* Record list:
---+---
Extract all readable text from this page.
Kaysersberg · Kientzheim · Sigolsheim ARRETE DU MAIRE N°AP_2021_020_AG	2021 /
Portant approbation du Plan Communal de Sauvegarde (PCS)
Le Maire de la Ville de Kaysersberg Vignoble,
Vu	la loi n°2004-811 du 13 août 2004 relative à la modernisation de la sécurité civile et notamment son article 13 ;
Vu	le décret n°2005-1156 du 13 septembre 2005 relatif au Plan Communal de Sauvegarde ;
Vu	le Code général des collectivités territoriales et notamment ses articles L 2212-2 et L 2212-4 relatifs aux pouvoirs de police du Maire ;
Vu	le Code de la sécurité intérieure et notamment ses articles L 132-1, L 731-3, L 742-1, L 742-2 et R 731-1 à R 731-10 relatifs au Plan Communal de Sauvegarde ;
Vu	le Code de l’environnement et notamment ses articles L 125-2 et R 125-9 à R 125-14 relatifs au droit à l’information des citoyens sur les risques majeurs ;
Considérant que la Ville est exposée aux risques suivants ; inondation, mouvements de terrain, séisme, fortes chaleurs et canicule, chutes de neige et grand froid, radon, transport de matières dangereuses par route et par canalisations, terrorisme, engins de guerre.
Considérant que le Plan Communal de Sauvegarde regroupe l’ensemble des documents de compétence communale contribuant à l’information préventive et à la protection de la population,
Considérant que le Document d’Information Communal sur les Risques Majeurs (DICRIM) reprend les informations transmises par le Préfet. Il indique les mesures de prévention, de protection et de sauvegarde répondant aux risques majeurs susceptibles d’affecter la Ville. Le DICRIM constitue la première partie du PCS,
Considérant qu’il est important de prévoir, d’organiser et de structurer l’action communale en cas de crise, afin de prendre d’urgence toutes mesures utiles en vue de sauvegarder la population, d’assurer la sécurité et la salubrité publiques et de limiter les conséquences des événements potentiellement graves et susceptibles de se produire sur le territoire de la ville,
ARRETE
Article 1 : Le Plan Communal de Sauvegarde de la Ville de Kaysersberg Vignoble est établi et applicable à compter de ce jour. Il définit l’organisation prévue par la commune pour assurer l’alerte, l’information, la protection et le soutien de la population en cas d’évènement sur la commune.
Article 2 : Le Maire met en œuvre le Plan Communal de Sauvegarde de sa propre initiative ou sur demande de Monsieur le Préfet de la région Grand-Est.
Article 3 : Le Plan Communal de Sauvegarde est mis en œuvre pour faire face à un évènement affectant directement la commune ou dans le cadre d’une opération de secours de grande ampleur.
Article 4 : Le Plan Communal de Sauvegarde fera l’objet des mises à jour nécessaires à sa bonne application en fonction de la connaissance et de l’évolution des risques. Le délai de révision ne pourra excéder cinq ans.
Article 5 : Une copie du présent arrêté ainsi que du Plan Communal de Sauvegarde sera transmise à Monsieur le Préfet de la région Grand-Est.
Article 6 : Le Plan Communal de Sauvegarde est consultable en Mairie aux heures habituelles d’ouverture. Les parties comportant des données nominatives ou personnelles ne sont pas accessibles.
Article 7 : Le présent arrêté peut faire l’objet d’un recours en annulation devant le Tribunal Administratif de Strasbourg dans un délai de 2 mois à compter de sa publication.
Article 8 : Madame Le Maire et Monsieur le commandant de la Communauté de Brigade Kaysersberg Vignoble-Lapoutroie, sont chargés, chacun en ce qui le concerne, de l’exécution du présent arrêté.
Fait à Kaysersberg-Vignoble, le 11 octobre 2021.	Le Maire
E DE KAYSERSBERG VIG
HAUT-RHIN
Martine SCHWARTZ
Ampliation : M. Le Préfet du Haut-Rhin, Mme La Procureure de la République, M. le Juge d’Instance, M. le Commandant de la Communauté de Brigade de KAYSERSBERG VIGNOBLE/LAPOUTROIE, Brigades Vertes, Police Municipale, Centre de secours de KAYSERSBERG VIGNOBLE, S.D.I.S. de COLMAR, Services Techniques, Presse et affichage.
---+---
* What the task asks: For the data above, state how many lines contain "sont"; the number is the whole answer.

* Task solution: 2